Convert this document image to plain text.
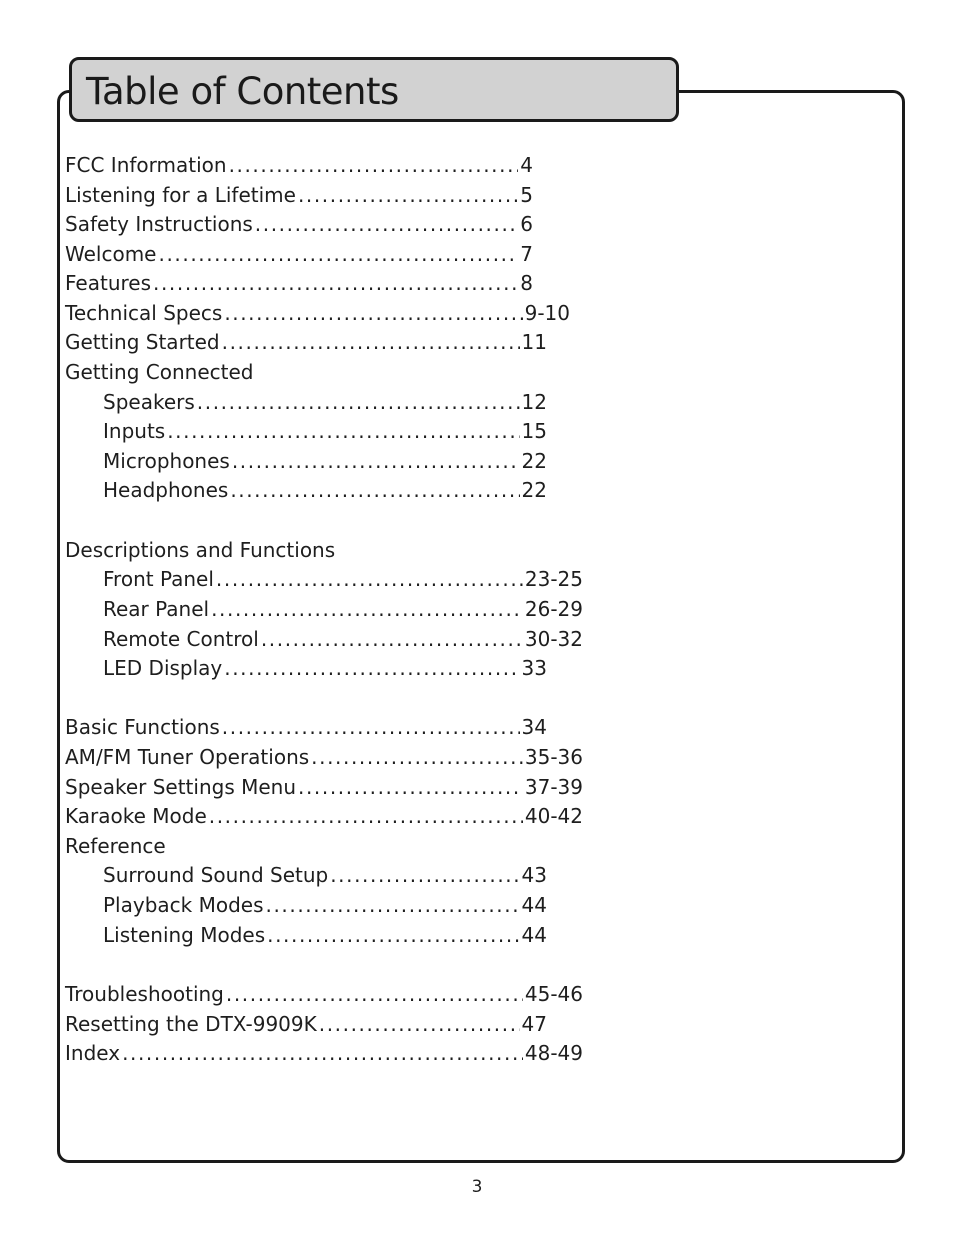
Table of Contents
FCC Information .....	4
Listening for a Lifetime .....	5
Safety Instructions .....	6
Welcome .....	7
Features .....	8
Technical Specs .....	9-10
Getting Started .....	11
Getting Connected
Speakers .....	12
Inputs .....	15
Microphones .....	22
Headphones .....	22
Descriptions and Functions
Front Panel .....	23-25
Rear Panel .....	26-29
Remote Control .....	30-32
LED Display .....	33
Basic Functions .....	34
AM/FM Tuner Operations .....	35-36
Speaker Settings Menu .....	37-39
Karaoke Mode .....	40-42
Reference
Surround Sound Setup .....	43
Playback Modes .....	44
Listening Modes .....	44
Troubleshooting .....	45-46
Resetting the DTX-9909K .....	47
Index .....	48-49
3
######
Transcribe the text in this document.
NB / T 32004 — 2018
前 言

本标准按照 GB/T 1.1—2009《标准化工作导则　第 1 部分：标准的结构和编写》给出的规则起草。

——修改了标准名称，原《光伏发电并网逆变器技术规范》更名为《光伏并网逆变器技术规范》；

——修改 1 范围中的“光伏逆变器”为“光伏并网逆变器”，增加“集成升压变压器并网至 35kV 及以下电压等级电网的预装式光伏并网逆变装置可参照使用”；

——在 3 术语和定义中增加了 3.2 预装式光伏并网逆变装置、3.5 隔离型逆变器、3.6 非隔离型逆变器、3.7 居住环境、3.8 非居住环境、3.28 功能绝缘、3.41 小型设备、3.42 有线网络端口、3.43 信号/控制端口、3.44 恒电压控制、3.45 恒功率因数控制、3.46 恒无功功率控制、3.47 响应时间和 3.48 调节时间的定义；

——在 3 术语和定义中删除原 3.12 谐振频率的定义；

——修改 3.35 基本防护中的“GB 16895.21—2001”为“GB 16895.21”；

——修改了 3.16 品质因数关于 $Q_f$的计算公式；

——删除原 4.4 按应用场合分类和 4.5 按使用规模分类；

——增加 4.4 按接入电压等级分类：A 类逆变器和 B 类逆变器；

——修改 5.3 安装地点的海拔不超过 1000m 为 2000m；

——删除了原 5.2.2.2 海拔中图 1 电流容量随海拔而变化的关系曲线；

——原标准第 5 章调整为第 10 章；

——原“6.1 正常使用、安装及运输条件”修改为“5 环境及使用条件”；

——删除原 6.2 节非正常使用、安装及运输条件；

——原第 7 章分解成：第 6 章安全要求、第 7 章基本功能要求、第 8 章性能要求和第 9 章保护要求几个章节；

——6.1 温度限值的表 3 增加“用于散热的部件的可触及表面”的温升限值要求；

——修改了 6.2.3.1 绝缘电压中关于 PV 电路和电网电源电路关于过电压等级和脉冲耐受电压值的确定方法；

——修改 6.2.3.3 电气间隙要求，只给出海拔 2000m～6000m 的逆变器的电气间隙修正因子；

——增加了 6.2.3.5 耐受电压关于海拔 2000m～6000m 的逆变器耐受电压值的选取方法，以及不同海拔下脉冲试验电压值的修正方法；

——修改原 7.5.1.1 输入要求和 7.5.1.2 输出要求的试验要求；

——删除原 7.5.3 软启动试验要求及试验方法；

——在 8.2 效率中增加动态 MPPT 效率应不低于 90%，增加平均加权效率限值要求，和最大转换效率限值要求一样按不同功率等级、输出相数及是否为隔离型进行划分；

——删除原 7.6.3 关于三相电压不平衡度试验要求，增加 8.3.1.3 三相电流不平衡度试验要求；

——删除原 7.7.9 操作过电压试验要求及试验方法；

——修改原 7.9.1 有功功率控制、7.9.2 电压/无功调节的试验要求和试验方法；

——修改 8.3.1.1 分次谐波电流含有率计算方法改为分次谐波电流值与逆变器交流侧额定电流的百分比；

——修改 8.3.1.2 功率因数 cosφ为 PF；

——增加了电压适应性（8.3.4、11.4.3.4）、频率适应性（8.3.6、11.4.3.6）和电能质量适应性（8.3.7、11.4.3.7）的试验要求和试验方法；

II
######
The problem :: Work out how many lines of the data above hold the word "this", and write only the count.

Written answer :: 2